-- TEXT PROVIDED --
[Begin]
4.3 Persistent Classes and Objects

Persistent classes are instances of the persistent-metaclass metaclass. All persistent classes keep track of which slots are :persistent, :transient and/or :indexed and are used as specializers in the persistence meta-object protocols (initialization of slots, slot-access, etc).

All persistent classes create objects that inherit from the persistent class. The persistent class provides two slots that contain a unique object identifier (oid) and a reference to the store-controller specification they are associated with. Persistent slots do not take up any storage space in memory, instead the persistent-metaclass slot access protocol redirects slot accesses into calls to the store controller. Typically, the underlying data store will then perform the necessary serialization, deserialization to read and write data to disk.

When a reference to a persistent instance itself is written to the database, for example as a key or value in a btree, only the unique ID and class of the instance is stored. When read, a persistent object instance is re-created (see below). This means that serialization of persistent objects is exceedingly cheap compared to standard objects. The subsection on instance creation below will discuss the lifecycle of a persistent object in more detail.

4.3.1 Persistent Class Definition

To create persistent classes, the user needs to specify the persistent-metaclass to the class initarg :metaclass.

     (defclass my-pclass ()
        ((slot1 :accessor slot1 :initarg :slot1 :initform 1))
        (:metaclass persistent-metaclass))

The only differences between the syntax of standard and persistent class definitions is the ability to specify a slot storage policy and an index policy. Slot value storage policies are specified by a boolean argument to the slot initargs :persistent, :transient and :indexed. Slots are :persistent and not :indexed by default.

The defpclass macro is provided as a convenience to hide the :metaclass slot option.

     (defpclass my-pclass ()
        ((pslot1 :accessor pslot1 :initarg :pslot1 :initform 'one)
         (pslot2 :accessor pslot2 :initarg :pslot2 :initform 'two
                 :persistent t)
         (tslot1 :accessor tslot1 :initarg :tslot1 :initform 'three
                 :transient t)))

In the definition above the class my-pclass is an instance of the metaclass persistent-metaclass. According to this definition pslot1 and pslot2 are persistent while tslot1 is transient and stored in memory.

Slot storage class implications are straightforward. Persistent slot writes are durably stored to disk and reads are made from disk and can be part of a ACID compliant transaction . Transient slots are initialized on instance creation according to initforms or initargs. Transient slot values are never stored to nor loaded from the database and their accesses cannot be protected by transactions. (Ordinary multi-process synchronization would be required instead).

The :index option tells Elephant whether to maintain an inverted index that maps slot values to their parent objects. The behavior of indexed classes and class slots are discussed in depth in Class Indices.

Persistent classes have their metaobject protocols modified through specializations on persistent-metaclass. These specializations include the creation of special slot metaobjects: transient-slot-definition, persistent-slot-definition and direct and effective versions of each. For the MOP aficionado the highlights of the new class initialization protocols are as follows:

• shared-initialize :around ensures that this class inherits from persistent-object and persistent if it doesn't already and that the class option :index results in class indexes being indexed;.
• direct-slot-initialization-class returns the appropriate slot metaobject based on the values of the :transient and :persistent slot definition keywords. It also does some simple error checking for invalid combinations, for example, indexed transient slots.
• effective-slot-definition-class performs the same role as the above for effective slots.
• slot-definition-allocation returns the :database allocation for persistent slot definitions so the underlying lisp will not allocate instance or class storage under some lisps.
• compute-effective-slot-definition-initargs performs some error checking to ensure a subclass does not try to make an inherited persistent slot transient.
[End]
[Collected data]
[Begin]
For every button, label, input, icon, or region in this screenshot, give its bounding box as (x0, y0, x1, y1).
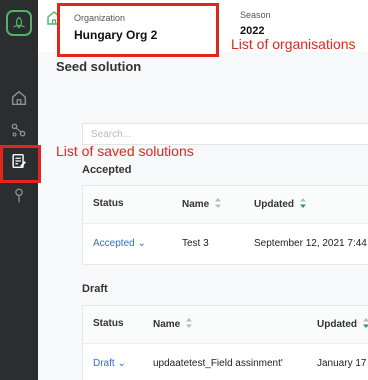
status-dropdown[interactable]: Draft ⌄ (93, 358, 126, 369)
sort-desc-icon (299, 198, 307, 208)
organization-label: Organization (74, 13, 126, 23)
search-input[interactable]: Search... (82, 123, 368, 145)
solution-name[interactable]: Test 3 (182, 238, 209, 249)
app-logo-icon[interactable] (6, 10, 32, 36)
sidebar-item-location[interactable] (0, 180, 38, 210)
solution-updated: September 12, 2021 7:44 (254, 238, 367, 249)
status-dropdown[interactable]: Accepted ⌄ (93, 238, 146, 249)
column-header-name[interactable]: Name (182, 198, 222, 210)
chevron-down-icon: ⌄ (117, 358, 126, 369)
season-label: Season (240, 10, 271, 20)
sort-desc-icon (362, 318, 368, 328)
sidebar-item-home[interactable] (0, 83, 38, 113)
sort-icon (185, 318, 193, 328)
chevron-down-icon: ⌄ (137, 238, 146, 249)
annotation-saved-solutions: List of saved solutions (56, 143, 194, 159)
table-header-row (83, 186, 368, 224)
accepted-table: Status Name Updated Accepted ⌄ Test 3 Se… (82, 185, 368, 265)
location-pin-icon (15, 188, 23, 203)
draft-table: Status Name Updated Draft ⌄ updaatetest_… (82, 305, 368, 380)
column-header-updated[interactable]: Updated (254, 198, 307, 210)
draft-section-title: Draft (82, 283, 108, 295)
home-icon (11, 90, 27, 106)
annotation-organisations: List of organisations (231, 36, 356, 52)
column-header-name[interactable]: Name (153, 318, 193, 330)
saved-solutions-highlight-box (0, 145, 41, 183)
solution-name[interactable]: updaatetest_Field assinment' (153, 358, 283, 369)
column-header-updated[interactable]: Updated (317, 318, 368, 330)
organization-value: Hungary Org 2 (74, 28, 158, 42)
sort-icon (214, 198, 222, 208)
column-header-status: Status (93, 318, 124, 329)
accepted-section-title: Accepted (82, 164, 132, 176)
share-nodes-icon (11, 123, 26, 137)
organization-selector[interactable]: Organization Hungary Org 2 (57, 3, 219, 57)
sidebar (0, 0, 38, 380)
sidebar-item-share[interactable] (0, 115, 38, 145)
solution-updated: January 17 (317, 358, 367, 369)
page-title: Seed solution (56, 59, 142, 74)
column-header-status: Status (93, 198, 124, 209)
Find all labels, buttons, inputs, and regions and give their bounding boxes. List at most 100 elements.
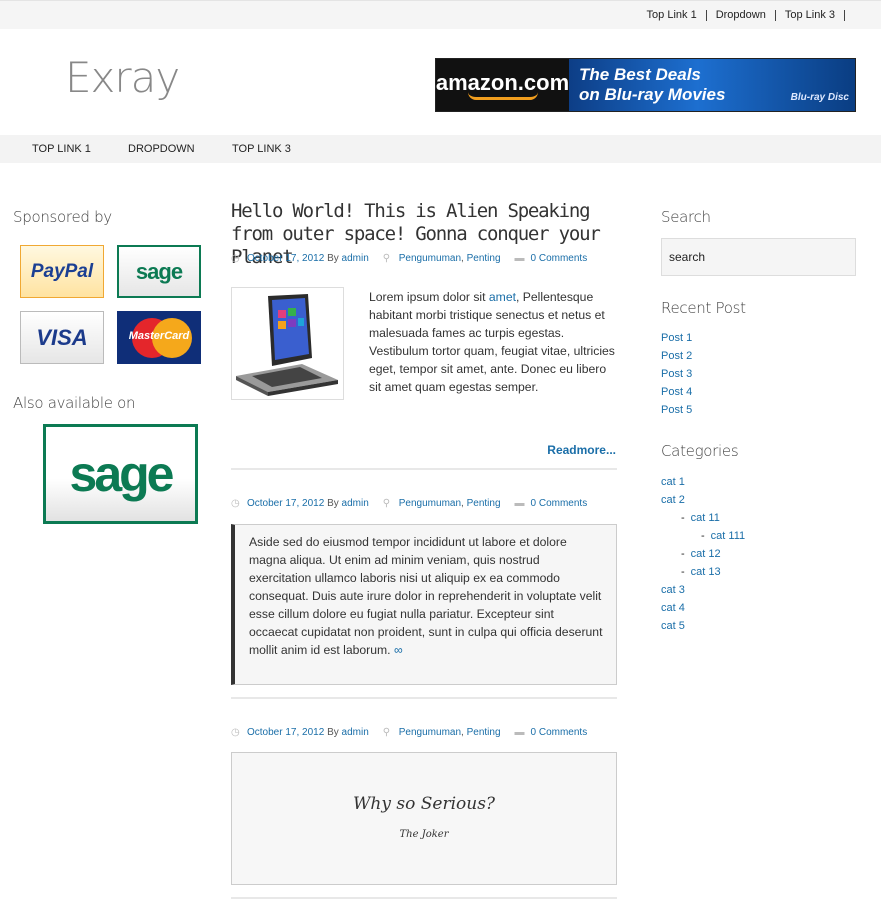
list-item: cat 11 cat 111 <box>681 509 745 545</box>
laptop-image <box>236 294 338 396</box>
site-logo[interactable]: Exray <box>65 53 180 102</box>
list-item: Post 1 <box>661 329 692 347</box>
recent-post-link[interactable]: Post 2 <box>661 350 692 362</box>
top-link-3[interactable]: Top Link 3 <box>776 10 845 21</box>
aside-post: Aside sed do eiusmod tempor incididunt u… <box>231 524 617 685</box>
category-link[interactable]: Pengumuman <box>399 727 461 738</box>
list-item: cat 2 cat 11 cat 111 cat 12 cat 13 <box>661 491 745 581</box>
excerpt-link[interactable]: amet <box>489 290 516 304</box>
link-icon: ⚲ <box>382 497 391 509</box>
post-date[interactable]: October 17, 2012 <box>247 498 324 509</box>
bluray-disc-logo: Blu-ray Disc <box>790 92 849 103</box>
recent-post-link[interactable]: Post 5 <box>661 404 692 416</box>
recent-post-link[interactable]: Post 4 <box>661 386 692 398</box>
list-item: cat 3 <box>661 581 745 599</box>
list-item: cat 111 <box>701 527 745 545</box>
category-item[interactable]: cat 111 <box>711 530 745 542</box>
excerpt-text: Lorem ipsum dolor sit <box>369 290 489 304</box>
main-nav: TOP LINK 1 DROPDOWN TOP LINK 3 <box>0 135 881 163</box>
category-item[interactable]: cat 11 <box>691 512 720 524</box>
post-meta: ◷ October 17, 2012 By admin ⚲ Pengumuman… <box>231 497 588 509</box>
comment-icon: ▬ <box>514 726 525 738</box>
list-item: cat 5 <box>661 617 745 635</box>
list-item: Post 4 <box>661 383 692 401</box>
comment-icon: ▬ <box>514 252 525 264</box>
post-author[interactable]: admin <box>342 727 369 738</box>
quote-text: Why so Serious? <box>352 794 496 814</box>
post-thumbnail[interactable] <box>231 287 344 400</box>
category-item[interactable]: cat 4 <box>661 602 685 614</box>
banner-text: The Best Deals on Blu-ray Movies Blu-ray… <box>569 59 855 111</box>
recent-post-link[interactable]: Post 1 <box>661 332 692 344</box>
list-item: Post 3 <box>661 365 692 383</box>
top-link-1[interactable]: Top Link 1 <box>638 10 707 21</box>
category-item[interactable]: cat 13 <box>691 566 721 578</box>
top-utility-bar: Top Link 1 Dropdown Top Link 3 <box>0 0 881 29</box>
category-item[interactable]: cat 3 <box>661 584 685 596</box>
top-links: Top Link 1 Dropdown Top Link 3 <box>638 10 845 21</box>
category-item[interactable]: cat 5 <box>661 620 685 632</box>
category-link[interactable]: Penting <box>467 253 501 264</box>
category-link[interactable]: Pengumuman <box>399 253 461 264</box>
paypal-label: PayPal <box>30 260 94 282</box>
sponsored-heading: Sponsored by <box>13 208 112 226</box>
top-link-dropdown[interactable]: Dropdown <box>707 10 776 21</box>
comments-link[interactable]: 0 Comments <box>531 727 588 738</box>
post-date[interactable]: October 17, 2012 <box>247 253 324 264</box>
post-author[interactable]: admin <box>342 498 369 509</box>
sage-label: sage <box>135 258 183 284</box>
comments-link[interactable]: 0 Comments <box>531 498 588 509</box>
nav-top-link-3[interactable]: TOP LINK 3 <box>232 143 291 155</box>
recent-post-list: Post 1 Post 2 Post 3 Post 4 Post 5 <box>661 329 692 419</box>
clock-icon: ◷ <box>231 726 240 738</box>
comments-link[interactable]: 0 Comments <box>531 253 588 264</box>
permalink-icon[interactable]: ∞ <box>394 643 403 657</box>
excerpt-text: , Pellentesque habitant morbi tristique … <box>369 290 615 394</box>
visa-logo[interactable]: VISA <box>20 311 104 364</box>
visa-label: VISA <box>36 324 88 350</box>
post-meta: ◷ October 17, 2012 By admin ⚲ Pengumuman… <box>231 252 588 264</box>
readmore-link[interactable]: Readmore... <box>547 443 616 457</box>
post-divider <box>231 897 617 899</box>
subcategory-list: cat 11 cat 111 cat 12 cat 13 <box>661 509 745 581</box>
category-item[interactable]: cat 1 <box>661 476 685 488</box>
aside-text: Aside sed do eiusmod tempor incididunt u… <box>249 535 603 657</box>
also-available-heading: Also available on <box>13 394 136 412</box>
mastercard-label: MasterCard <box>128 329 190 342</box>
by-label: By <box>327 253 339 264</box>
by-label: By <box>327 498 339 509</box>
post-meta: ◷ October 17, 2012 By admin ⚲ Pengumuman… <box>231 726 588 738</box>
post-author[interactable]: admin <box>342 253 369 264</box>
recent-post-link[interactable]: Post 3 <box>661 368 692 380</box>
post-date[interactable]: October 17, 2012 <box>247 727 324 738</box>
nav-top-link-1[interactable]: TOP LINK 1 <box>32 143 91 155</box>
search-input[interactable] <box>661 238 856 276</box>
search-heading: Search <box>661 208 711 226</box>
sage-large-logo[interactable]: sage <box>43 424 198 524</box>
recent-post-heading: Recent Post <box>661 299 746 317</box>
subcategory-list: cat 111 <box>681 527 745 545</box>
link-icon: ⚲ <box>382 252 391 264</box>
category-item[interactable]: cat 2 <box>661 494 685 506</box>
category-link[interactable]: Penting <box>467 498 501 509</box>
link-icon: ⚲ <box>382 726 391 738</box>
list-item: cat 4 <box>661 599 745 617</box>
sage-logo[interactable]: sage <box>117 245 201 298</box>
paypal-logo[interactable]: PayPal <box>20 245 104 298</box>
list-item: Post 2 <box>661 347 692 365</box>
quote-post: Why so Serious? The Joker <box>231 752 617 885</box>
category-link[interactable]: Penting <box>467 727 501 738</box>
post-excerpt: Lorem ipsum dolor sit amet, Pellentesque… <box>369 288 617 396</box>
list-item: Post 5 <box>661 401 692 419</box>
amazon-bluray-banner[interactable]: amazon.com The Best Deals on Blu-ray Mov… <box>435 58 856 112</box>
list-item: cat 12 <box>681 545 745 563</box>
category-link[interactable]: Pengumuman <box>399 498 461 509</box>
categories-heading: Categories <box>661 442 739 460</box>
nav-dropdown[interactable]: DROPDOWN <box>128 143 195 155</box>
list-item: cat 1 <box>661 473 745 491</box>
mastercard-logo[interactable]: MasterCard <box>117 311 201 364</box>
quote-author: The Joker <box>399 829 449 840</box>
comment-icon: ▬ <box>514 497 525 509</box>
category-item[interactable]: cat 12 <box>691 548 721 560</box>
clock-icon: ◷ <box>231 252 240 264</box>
[End]
[Begin]
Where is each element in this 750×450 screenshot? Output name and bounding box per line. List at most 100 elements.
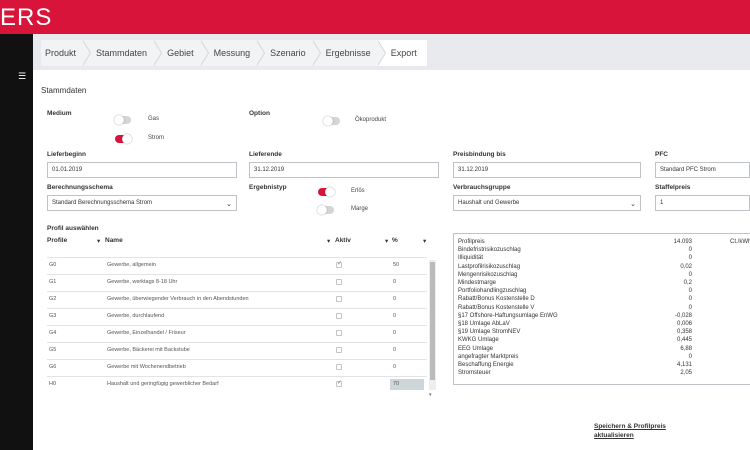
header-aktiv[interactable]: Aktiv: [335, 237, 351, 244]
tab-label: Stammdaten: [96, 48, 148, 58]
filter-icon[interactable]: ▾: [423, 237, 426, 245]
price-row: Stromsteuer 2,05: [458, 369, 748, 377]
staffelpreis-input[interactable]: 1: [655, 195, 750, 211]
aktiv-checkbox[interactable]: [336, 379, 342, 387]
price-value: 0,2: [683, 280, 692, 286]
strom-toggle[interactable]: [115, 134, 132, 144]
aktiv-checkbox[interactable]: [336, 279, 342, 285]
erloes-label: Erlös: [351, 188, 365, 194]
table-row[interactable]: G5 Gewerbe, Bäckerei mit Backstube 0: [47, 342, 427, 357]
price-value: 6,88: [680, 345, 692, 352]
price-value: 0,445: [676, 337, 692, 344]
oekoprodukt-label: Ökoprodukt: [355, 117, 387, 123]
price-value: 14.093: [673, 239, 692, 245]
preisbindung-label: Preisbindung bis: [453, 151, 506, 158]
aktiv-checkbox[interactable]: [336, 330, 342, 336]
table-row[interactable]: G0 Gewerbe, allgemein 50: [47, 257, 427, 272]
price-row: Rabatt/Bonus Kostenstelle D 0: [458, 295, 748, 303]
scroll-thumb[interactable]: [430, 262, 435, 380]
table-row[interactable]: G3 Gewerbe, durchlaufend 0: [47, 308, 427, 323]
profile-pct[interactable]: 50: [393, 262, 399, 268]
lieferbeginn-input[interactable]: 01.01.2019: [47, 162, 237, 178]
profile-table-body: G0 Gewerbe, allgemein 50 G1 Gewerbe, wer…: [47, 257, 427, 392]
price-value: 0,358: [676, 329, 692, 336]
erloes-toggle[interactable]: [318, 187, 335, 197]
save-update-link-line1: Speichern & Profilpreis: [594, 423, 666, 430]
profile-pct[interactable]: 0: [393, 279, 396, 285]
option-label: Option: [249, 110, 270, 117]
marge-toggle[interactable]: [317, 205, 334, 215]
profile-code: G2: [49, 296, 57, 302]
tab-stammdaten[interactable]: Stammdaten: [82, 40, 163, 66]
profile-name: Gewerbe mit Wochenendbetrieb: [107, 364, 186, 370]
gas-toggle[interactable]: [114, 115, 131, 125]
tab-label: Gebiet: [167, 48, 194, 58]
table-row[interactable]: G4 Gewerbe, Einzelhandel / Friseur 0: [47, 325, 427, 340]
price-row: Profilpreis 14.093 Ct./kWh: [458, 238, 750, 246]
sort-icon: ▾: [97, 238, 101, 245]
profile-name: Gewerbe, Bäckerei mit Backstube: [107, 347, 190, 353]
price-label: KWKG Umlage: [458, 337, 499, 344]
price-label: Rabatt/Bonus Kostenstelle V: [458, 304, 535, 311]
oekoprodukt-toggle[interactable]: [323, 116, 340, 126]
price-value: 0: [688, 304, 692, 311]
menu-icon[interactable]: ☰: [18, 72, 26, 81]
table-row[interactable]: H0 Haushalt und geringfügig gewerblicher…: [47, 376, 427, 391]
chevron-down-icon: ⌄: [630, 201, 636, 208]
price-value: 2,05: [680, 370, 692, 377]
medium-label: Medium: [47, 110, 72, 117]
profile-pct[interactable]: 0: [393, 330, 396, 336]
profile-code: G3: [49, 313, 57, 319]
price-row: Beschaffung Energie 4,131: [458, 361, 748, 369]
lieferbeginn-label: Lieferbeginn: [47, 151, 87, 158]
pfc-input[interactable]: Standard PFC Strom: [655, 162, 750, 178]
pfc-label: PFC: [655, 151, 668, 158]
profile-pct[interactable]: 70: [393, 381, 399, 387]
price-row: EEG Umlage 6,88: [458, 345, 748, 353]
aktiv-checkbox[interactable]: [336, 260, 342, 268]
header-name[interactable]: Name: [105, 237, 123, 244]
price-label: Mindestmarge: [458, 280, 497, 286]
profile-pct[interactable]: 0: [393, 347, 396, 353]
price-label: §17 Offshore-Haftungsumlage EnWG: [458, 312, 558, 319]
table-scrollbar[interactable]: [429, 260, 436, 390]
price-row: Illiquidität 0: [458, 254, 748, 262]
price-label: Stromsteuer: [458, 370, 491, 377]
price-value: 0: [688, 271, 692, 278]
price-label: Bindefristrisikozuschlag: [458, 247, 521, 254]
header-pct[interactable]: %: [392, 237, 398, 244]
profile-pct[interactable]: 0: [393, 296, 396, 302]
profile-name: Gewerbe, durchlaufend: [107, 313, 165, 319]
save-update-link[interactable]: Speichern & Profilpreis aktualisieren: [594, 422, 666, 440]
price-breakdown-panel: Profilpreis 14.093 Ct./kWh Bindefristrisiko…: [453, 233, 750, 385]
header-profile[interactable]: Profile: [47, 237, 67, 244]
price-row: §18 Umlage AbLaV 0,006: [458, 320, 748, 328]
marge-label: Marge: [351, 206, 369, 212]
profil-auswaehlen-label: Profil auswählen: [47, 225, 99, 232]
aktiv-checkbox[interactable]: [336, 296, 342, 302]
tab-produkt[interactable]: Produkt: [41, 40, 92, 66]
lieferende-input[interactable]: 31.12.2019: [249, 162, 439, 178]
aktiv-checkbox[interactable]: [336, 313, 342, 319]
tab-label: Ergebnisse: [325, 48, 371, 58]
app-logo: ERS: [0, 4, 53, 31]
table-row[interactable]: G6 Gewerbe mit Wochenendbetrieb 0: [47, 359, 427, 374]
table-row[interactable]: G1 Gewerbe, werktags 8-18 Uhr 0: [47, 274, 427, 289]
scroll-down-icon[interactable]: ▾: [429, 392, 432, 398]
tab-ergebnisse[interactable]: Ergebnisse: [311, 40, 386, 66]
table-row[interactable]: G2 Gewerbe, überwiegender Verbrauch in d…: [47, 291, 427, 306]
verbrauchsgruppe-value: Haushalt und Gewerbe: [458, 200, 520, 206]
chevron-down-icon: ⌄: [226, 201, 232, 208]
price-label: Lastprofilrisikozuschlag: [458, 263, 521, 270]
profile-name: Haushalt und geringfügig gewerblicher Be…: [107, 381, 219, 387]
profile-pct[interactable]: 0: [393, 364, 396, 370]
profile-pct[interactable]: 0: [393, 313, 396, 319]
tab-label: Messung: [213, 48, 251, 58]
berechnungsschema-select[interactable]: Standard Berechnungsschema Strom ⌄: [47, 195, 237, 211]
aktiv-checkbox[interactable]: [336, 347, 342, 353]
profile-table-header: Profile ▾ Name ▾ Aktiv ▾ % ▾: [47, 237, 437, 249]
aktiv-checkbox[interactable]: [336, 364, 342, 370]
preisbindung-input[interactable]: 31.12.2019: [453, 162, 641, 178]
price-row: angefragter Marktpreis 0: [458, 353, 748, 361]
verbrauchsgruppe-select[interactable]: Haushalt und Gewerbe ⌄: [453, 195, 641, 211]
[End]
-- GOAL --
Print the stretch of the text on persistent classes and objects from "In the definition" through "in Class Indices.". The records play no part in the work here.

-- REPLY --
In the definition above the class my-pclass is an instance of the metaclass persistent-metaclass. According to this definition pslot1 and pslot2 are persistent while tslot1 is transient and stored in memory.

Slot storage class implications are straightforward. Persistent slot writes are durably stored to disk and reads are made from disk and can be part of a ACID compliant transaction . Transient slots are initialized on instance creation according to initforms or initargs. Transient slot values are never stored to nor loaded from the database and their accesses cannot be protected by transactions. (Ordinary multi-process synchronization would be required instead).

The :index option tells Elephant whether to maintain an inverted index that maps slot values to their parent objects. The behavior of indexed classes and class slots are discussed in depth in Class Indices.